● **Do this**
Below are records to repeat exactly. Omit the pictures from the copy.
── Available data ──
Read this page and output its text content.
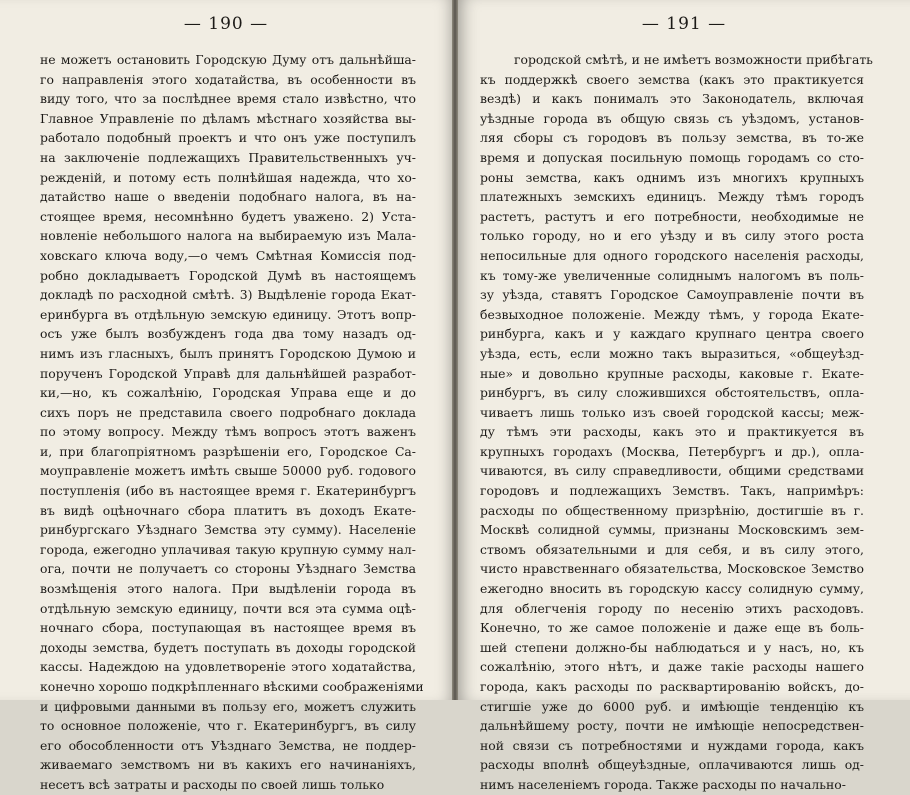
— 190 —
не можетъ остановить Городскую Думу отъ дальнѣйша-
го направленія этого ходатайства, въ особенности въ
виду того, что за послѣднее время стало извѣстно, что
Главное Управленіе по дѣламъ мѣстнаго хозяйства вы-
работало подобный проектъ и что онъ уже поступилъ
на заключеніе подлежащихъ Правительственныхъ уч-
режденій, и потому есть полнѣйшая надежда, что хо-
датайство наше о введеніи подобнаго налога, въ на-
стоящее время, несомнѣнно будетъ уважено. 2) Уста-
новленіе небольшого налога на выбираемую изъ Мала-
ховскаго ключа воду,—о чемъ Смѣтная Комиссія под-
робно докладываетъ Городской Думѣ въ настоящемъ
докладѣ по расходной смѣтѣ. 3) Выдѣленіе города Екат-
еринбурга въ отдѣльную земскую единицу. Этотъ вопр-
осъ уже былъ возбужденъ года два тому назадъ од-
нимъ изъ гласныхъ, былъ принятъ Городскою Думою и
порученъ Городской Управѣ для дальнѣйшей разработ-
ки,—но, къ сожалѣнію, Городская Управа еще и до
сихъ поръ не представила своего подробнаго доклада
по этому вопросу. Между тѣмъ вопросъ этотъ важенъ
и, при благопріятномъ разрѣшеніи его, Городское Са-
моуправленіе можетъ имѣть свыше 50000 руб. годового
поступленія (ибо въ настоящее время г. Екатеринбургъ
въ видѣ оцѣночнаго сбора платитъ въ доходъ Екате-
ринбургскаго Уѣзднаго Земства эту сумму). Населеніе
города, ежегодно уплачивая такую крупную сумму нал-
ога, почти не получаетъ со стороны Уѣзднаго Земства
возмѣщенія этого налога. При выдѣленіи города въ
отдѣльную земскую единицу, почти вся эта сумма оцѣ-
ночнаго сбора, поступающая въ настоящее время въ
доходы земства, будетъ поступать въ доходы городской
кассы. Надеждою на удовлетвореніе этого ходатайства,
конечно хорошо подкрѣпленнаго вѣскими соображеніями
и цифровыми данными въ пользу его, можетъ служить
то основное положеніе, что г. Екатеринбургъ, въ силу
его обособленности отъ Уѣзднаго Земства, не поддер-
живаемаго земствомъ ни въ какихъ его начинаніяхъ,
несетъ всѣ затраты и расходы по своей лишь только
— 191 —
городской смѣтѣ, и не имѣетъ возможности прибѣгать
къ поддержкѣ своего земства (какъ это практикуется
вездѣ) и какъ понималъ это Законодатель, включая
уѣздные города въ общую связь съ уѣздомъ, установ-
ляя сборы съ городовъ въ пользу земства, въ то-же
время и допуская посильную помощь городамъ со сто-
роны земства, какъ однимъ изъ многихъ крупныхъ
платежныхъ земскихъ единицъ. Между тѣмъ городъ
растетъ, растутъ и его потребности, необходимые не
только городу, но и его уѣзду и въ силу этого роста
непосильные для одного городского населенія расходы,
къ тому-же увеличенные солиднымъ налогомъ въ поль-
зу уѣзда, ставятъ Городское Самоуправленіе почти въ
безвыходное положеніе. Между тѣмъ, у города Екате-
ринбурга, какъ и у каждаго крупнаго центра своего
уѣзда, есть, если можно такъ выразиться, «общеуѣзд-
ные» и довольно крупные расходы, каковые г. Екате-
ринбургъ, въ силу сложившихся обстоятельствъ, опла-
чиваетъ лишь только изъ своей городской кассы; меж-
ду тѣмъ эти расходы, какъ это и практикуется въ
крупныхъ городахъ (Москва, Петербургъ и др.), опла-
чиваются, въ силу справедливости, общими средствами
городовъ и подлежащихъ Земствъ. Такъ, напримѣръ:
расходы по общественному призрѣнію, достигшіе въ г.
Москвѣ солидной суммы, признаны Московскимъ зем-
ствомъ обязательными и для себя, и въ силу этого,
чисто нравственнаго обязательства, Московское Земство
ежегодно вносить въ городскую кассу солидную сумму,
для облегченія городу по несенію этихъ расходовъ.
Конечно, то же самое положеніе и даже еще въ боль-
шей степени должно-бы наблюдаться и у насъ, но, къ
сожалѣнію, этого нѣтъ, и даже такіе расходы нашего
города, какъ расходы по расквартированію войскъ, до-
стигшіе уже до 6000 руб. и имѣющіе тенденцію къ
дальнѣйшему росту, почти не имѣющіе непосредствен-
ной связи съ потребностями и нуждами города, какъ
расходы вполнѣ общеуѣздные, оплачиваются лишь од-
нимъ населеніемъ города. Также расходы по начально-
───
● **Task result**
Read this page and output its text content.
— 190 —
не можетъ остановить Городскую Думу отъ дальнѣйша-
го направленія этого ходатайства, въ особенности въ
виду того, что за послѣднее время стало извѣстно, что
Главное Управленіе по дѣламъ мѣстнаго хозяйства вы-
работало подобный проектъ и что онъ уже поступилъ
на заключеніе подлежащихъ Правительственныхъ уч-
режденій, и потому есть полнѣйшая надежда, что хо-
датайство наше о введеніи подобнаго налога, въ на-
стоящее время, несомнѣнно будетъ уважено. 2) Уста-
новленіе небольшого налога на выбираемую изъ Мала-
ховскаго ключа воду,—о чемъ Смѣтная Комиссія под-
робно докладываетъ Городской Думѣ въ настоящемъ
докладѣ по расходной смѣтѣ. 3) Выдѣленіе города Екат-
еринбурга въ отдѣльную земскую единицу. Этотъ вопр-
осъ уже былъ возбужденъ года два тому назадъ од-
нимъ изъ гласныхъ, былъ принятъ Городскою Думою и
порученъ Городской Управѣ для дальнѣйшей разработ-
ки,—но, къ сожалѣнію, Городская Управа еще и до
сихъ поръ не представила своего подробнаго доклада
по этому вопросу. Между тѣмъ вопросъ этотъ важенъ
и, при благопріятномъ разрѣшеніи его, Городское Са-
моуправленіе можетъ имѣть свыше 50000 руб. годового
поступленія (ибо въ настоящее время г. Екатеринбургъ
въ видѣ оцѣночнаго сбора платитъ въ доходъ Екате-
ринбургскаго Уѣзднаго Земства эту сумму). Населеніе
города, ежегодно уплачивая такую крупную сумму нал-
ога, почти не получаетъ со стороны Уѣзднаго Земства
возмѣщенія этого налога. При выдѣленіи города въ
отдѣльную земскую единицу, почти вся эта сумма оцѣ-
ночнаго сбора, поступающая въ настоящее время въ
доходы земства, будетъ поступать въ доходы городской
кассы. Надеждою на удовлетвореніе этого ходатайства,
конечно хорошо подкрѣпленнаго вѣскими соображеніями
и цифровыми данными въ пользу его, можетъ служить
то основное положеніе, что г. Екатеринбургъ, въ силу
его обособленности отъ Уѣзднаго Земства, не поддер-
живаемаго земствомъ ни въ какихъ его начинаніяхъ,
несетъ всѣ затраты и расходы по своей лишь только
— 191 —
городской смѣтѣ, и не имѣетъ возможности прибѣгать
къ поддержкѣ своего земства (какъ это практикуется
вездѣ) и какъ понималъ это Законодатель, включая
уѣздные города въ общую связь съ уѣздомъ, установ-
ляя сборы съ городовъ въ пользу земства, въ то-же
время и допуская посильную помощь городамъ со сто-
роны земства, какъ однимъ изъ многихъ крупныхъ
платежныхъ земскихъ единицъ. Между тѣмъ городъ
растетъ, растутъ и его потребности, необходимые не
только городу, но и его уѣзду и въ силу этого роста
непосильные для одного городского населенія расходы,
къ тому-же увеличенные солиднымъ налогомъ въ поль-
зу уѣзда, ставятъ Городское Самоуправленіе почти въ
безвыходное положеніе. Между тѣмъ, у города Екате-
ринбурга, какъ и у каждаго крупнаго центра своего
уѣзда, есть, если можно такъ выразиться, «общеуѣзд-
ные» и довольно крупные расходы, каковые г. Екате-
ринбургъ, въ силу сложившихся обстоятельствъ, опла-
чиваетъ лишь только изъ своей городской кассы; меж-
ду тѣмъ эти расходы, какъ это и практикуется въ
крупныхъ городахъ (Москва, Петербургъ и др.), опла-
чиваются, въ силу справедливости, общими средствами
городовъ и подлежащихъ Земствъ. Такъ, напримѣръ:
расходы по общественному призрѣнію, достигшіе въ г.
Москвѣ солидной суммы, признаны Московскимъ зем-
ствомъ обязательными и для себя, и въ силу этого,
чисто нравственнаго обязательства, Московское Земство
ежегодно вносить въ городскую кассу солидную сумму,
для облегченія городу по несенію этихъ расходовъ.
Конечно, то же самое положеніе и даже еще въ боль-
шей степени должно-бы наблюдаться и у насъ, но, къ
сожалѣнію, этого нѣтъ, и даже такіе расходы нашего
города, какъ расходы по расквартированію войскъ, до-
стигшіе уже до 6000 руб. и имѣющіе тенденцію къ
дальнѣйшему росту, почти не имѣющіе непосредствен-
ной связи съ потребностями и нуждами города, какъ
расходы вполнѣ общеуѣздные, оплачиваются лишь од-
нимъ населеніемъ города. Также расходы по начально-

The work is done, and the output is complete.